### GIVEN INFORMATION ###
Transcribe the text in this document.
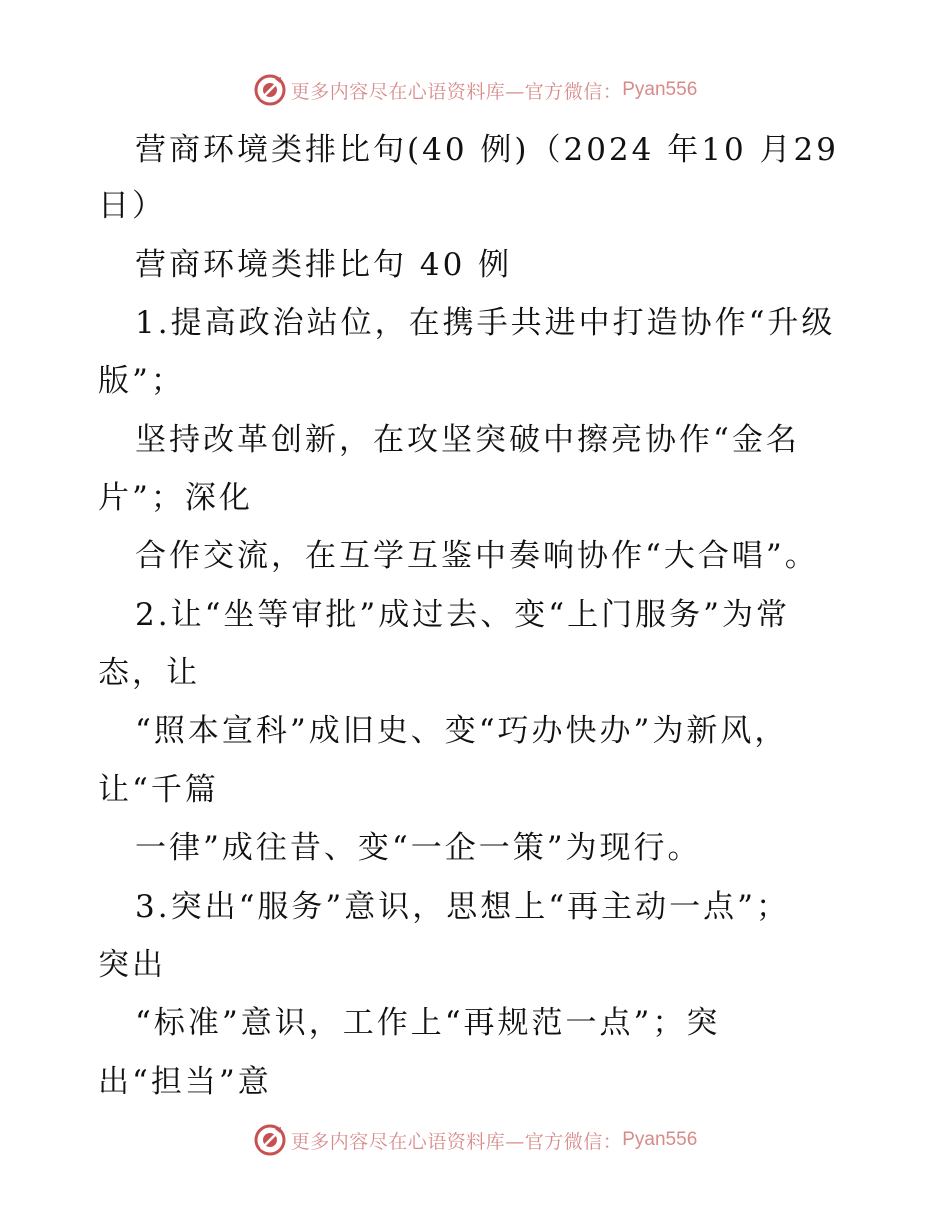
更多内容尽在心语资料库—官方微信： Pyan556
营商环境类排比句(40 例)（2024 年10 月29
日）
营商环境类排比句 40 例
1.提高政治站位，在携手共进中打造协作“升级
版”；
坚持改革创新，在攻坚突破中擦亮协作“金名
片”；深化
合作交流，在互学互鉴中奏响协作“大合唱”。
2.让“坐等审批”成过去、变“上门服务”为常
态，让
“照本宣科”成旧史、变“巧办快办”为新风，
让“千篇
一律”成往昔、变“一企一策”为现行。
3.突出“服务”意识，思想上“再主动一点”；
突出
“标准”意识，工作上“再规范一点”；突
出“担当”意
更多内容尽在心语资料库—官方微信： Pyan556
###
• _WHAT TO PRODUCE_: Repeat the preceding records precisely, and leave every picture out of the copy.

• _OUTPUT BELOW_:
Transcribe the text in this document.
更多内容尽在心语资料库—官方微信： Pyan556
营商环境类排比句(40 例)（2024 年10 月29
日）
营商环境类排比句 40 例
1.提高政治站位，在携手共进中打造协作“升级
版”；
坚持改革创新，在攻坚突破中擦亮协作“金名
片”；深化
合作交流，在互学互鉴中奏响协作“大合唱”。
2.让“坐等审批”成过去、变“上门服务”为常
态，让
“照本宣科”成旧史、变“巧办快办”为新风，
让“千篇
一律”成往昔、变“一企一策”为现行。
3.突出“服务”意识，思想上“再主动一点”；
突出
“标准”意识，工作上“再规范一点”；突
出“担当”意
更多内容尽在心语资料库—官方微信： Pyan556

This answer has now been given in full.